Data excerpts:
===============

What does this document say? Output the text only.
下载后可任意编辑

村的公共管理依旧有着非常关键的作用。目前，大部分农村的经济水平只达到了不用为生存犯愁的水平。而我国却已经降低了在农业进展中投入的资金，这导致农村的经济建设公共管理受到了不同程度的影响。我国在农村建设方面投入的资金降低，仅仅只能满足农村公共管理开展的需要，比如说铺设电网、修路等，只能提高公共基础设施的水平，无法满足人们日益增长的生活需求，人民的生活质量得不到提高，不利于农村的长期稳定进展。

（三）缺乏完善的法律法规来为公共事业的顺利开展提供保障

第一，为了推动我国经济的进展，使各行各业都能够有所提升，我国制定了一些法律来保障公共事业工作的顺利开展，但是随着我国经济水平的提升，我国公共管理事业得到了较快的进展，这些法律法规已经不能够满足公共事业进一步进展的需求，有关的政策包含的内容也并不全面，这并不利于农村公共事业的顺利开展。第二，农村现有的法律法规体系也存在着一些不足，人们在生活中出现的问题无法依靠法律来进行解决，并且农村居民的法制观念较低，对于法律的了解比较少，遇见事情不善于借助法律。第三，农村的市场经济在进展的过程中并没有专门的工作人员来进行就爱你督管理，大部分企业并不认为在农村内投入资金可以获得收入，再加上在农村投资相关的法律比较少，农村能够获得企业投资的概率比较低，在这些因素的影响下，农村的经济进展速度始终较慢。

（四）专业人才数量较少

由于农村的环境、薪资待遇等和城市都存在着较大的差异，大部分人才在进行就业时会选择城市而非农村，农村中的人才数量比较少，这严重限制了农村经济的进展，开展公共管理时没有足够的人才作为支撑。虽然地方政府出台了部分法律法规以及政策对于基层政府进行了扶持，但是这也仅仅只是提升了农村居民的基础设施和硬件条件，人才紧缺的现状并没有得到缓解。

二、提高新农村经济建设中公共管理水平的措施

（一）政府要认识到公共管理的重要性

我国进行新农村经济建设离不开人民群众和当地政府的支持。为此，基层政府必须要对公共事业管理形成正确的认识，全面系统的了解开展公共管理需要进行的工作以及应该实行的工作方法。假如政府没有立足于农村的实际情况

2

===============

[Your task]
Above are some records; extract every one of them exactly.

[Exercise result]
What does this document say? Output the text only.
下载后可任意编辑

村的公共管理依旧有着非常关键的作用。目前，大部分农村的经济水平只达到了不用为生存犯愁的水平。而我国却已经降低了在农业进展中投入的资金，这导致农村的经济建设公共管理受到了不同程度的影响。我国在农村建设方面投入的资金降低，仅仅只能满足农村公共管理开展的需要，比如说铺设电网、修路等，只能提高公共基础设施的水平，无法满足人们日益增长的生活需求，人民的生活质量得不到提高，不利于农村的长期稳定进展。

（三）缺乏完善的法律法规来为公共事业的顺利开展提供保障

第一，为了推动我国经济的进展，使各行各业都能够有所提升，我国制定了一些法律来保障公共事业工作的顺利开展，但是随着我国经济水平的提升，我国公共管理事业得到了较快的进展，这些法律法规已经不能够满足公共事业进一步进展的需求，有关的政策包含的内容也并不全面，这并不利于农村公共事业的顺利开展。第二，农村现有的法律法规体系也存在着一些不足，人们在生活中出现的问题无法依靠法律来进行解决，并且农村居民的法制观念较低，对于法律的了解比较少，遇见事情不善于借助法律。第三，农村的市场经济在进展的过程中并没有专门的工作人员来进行就爱你督管理，大部分企业并不认为在农村内投入资金可以获得收入，再加上在农村投资相关的法律比较少，农村能够获得企业投资的概率比较低，在这些因素的影响下，农村的经济进展速度始终较慢。

（四）专业人才数量较少

由于农村的环境、薪资待遇等和城市都存在着较大的差异，大部分人才在进行就业时会选择城市而非农村，农村中的人才数量比较少，这严重限制了农村经济的进展，开展公共管理时没有足够的人才作为支撑。虽然地方政府出台了部分法律法规以及政策对于基层政府进行了扶持，但是这也仅仅只是提升了农村居民的基础设施和硬件条件，人才紧缺的现状并没有得到缓解。

二、提高新农村经济建设中公共管理水平的措施

（一）政府要认识到公共管理的重要性

我国进行新农村经济建设离不开人民群众和当地政府的支持。为此，基层政府必须要对公共事业管理形成正确的认识，全面系统的了解开展公共管理需要进行的工作以及应该实行的工作方法。假如政府没有立足于农村的实际情况

2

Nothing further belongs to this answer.